* **GIVEN REQUEST**
Find each line with "type" and copy it.

* **AVAILABLE DATA**
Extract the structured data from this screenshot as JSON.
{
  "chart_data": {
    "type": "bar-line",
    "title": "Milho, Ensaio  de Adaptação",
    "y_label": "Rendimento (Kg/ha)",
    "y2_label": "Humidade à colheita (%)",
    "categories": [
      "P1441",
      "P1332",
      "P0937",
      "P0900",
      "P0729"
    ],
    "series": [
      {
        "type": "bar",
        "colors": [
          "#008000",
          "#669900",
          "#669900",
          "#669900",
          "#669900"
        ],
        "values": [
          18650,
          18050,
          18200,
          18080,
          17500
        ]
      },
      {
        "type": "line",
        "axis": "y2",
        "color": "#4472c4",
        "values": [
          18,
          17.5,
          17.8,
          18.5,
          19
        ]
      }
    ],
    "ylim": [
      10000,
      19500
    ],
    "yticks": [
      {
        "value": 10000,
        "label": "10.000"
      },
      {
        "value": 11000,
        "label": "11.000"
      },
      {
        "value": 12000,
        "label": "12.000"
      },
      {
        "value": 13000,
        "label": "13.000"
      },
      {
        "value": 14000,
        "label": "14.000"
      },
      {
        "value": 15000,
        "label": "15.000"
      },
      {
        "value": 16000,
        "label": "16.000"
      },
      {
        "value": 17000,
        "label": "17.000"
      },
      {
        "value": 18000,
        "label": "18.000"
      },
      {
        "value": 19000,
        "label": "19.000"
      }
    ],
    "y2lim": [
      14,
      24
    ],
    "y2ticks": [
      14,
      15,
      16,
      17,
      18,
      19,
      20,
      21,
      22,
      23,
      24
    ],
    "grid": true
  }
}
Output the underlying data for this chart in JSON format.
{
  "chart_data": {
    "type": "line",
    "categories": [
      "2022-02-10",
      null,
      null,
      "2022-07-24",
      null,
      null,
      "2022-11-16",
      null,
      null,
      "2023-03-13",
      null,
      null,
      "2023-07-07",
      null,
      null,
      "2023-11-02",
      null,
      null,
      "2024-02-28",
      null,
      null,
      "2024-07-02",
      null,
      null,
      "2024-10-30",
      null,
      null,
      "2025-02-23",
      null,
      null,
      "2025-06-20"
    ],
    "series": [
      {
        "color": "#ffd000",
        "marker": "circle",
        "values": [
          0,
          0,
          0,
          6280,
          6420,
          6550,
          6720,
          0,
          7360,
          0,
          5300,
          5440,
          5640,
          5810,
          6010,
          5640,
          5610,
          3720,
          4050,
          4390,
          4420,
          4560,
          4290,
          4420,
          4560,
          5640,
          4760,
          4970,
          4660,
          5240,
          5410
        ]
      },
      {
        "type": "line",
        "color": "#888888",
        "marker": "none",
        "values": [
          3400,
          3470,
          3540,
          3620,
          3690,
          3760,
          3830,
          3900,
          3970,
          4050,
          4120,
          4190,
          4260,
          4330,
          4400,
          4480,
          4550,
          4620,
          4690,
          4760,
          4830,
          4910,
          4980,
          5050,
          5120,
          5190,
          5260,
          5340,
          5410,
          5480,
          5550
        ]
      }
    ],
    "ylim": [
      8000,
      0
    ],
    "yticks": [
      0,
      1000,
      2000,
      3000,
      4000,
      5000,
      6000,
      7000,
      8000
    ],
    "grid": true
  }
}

* **EXERCISE SOLUTION**
    "type": "bar-line",
        "type": "bar",
        "type": "line",
    "type": "line",
        "type": "line",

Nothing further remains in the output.